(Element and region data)
━━━━━━━━

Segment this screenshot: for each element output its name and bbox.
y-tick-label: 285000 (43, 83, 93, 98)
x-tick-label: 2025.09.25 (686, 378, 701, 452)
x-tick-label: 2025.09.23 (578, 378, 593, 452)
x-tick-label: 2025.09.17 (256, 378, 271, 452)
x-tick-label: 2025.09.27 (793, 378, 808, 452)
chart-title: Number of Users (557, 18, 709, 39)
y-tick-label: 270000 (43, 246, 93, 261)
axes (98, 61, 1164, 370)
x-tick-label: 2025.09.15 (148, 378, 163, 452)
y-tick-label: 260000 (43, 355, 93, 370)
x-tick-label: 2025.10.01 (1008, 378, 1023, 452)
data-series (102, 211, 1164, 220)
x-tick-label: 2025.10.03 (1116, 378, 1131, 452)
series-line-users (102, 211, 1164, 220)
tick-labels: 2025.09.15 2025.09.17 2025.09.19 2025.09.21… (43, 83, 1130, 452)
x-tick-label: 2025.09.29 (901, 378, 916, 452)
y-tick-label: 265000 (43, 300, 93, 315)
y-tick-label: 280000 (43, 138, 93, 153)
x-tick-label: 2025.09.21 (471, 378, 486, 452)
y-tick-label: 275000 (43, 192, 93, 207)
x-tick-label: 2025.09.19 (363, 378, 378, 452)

━━━━━━━━

- Task details -
Retype every line of the items above without any changes.

- Reply to the task -
Segment this screenshot: for each element output its name and bbox.
y-tick-label: 285000 (43, 83, 93, 98)
x-tick-label: 2025.09.25 (686, 378, 701, 452)
x-tick-label: 2025.09.23 (578, 378, 593, 452)
x-tick-label: 2025.09.17 (256, 378, 271, 452)
x-tick-label: 2025.09.27 (793, 378, 808, 452)
chart-title: Number of Users (557, 18, 709, 39)
y-tick-label: 270000 (43, 246, 93, 261)
axes (98, 61, 1164, 370)
x-tick-label: 2025.09.15 (148, 378, 163, 452)
y-tick-label: 260000 (43, 355, 93, 370)
x-tick-label: 2025.10.01 (1008, 378, 1023, 452)
data-series (102, 211, 1164, 220)
x-tick-label: 2025.10.03 (1116, 378, 1131, 452)
series-line-users (102, 211, 1164, 220)
tick-labels: 2025.09.15 2025.09.17 2025.09.19 2025.09.21… (43, 83, 1130, 452)
x-tick-label: 2025.09.29 (901, 378, 916, 452)
y-tick-label: 265000 (43, 300, 93, 315)
y-tick-label: 280000 (43, 138, 93, 153)
x-tick-label: 2025.09.21 (471, 378, 486, 452)
y-tick-label: 275000 (43, 192, 93, 207)
x-tick-label: 2025.09.19 (363, 378, 378, 452)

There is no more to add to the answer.